'''

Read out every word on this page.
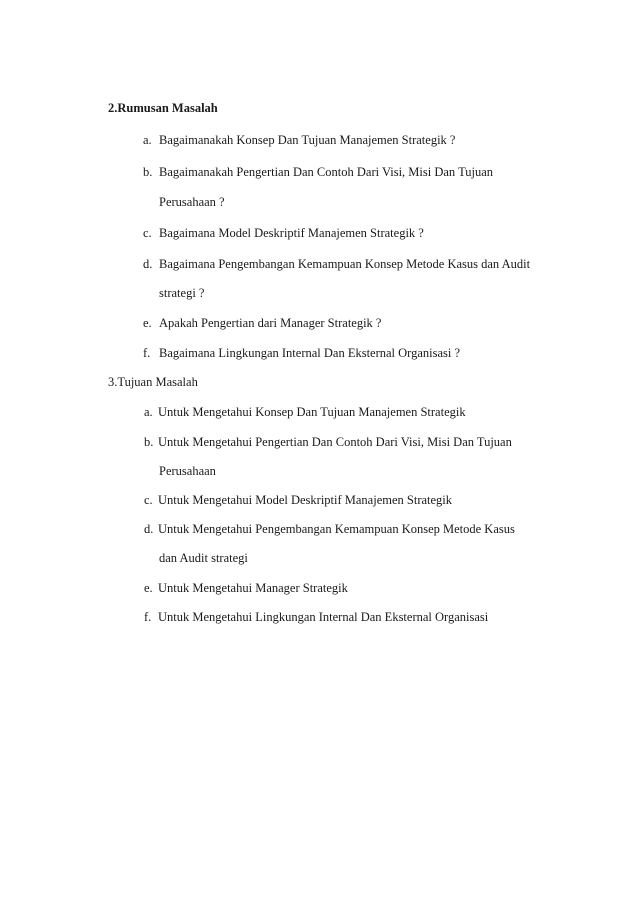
2.Rumusan Masalah
a. Bagaimanakah Konsep Dan Tujuan Manajemen Strategik ?
b. Bagaimanakah Pengertian Dan Contoh Dari Visi, Misi Dan Tujuan
Perusahaan ?
c. Bagaimana Model Deskriptif Manajemen Strategik ?
d. Bagaimana Pengembangan Kemampuan Konsep Metode Kasus dan Audit
strategi ?
e. Apakah Pengertian dari Manager Strategik ?
f. Bagaimana Lingkungan Internal Dan Eksternal Organisasi ?
3.Tujuan Masalah
a. Untuk Mengetahui Konsep Dan Tujuan Manajemen Strategik
b. Untuk Mengetahui Pengertian Dan Contoh Dari Visi, Misi Dan Tujuan
Perusahaan
c. Untuk Mengetahui Model Deskriptif Manajemen Strategik
d. Untuk Mengetahui Pengembangan Kemampuan Konsep Metode Kasus
dan Audit strategi
e. Untuk Mengetahui Manager Strategik
f. Untuk Mengetahui Lingkungan Internal Dan Eksternal Organisasi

'''

Count the lines that hold the string "Mengetahui" and state that number alone.

• [Full response] 6